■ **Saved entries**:
%%

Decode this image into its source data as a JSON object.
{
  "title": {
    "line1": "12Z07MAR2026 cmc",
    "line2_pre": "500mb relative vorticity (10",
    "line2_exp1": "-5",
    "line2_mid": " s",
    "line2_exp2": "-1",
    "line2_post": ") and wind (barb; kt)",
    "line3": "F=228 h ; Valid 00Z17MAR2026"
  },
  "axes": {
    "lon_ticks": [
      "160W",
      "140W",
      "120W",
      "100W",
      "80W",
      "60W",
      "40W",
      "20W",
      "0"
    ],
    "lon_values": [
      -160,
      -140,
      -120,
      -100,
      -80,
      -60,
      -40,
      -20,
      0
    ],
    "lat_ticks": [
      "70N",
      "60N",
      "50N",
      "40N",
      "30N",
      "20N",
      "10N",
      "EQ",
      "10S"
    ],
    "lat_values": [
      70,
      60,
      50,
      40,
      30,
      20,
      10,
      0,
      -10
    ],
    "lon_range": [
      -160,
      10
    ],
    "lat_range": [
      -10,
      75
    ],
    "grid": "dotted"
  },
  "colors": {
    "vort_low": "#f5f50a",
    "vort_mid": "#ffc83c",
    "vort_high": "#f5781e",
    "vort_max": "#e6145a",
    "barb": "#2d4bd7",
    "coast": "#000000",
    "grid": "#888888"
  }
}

%%

■ **DO THIS**: Restate every record exactly, leaving nothing out.

■ **SOLUTION BELOW**:
Decode this image into its source data as a JSON object.
{
  "title": {
    "line1": "12Z07MAR2026 cmc",
    "line2_pre": "500mb relative vorticity (10",
    "line2_exp1": "-5",
    "line2_mid": " s",
    "line2_exp2": "-1",
    "line2_post": ") and wind (barb; kt)",
    "line3": "F=228 h ; Valid 00Z17MAR2026"
  },
  "axes": {
    "lon_ticks": [
      "160W",
      "140W",
      "120W",
      "100W",
      "80W",
      "60W",
      "40W",
      "20W",
      "0"
    ],
    "lon_values": [
      -160,
      -140,
      -120,
      -100,
      -80,
      -60,
      -40,
      -20,
      0
    ],
    "lat_ticks": [
      "70N",
      "60N",
      "50N",
      "40N",
      "30N",
      "20N",
      "10N",
      "EQ",
      "10S"
    ],
    "lat_values": [
      70,
      60,
      50,
      40,
      30,
      20,
      10,
      0,
      -10
    ],
    "lon_range": [
      -160,
      10
    ],
    "lat_range": [
      -10,
      75
    ],
    "grid": "dotted"
  },
  "colors": {
    "vort_low": "#f5f50a",
    "vort_mid": "#ffc83c",
    "vort_high": "#f5781e",
    "vort_max": "#e6145a",
    "barb": "#2d4bd7",
    "coast": "#000000",
    "grid": "#888888"
  }
}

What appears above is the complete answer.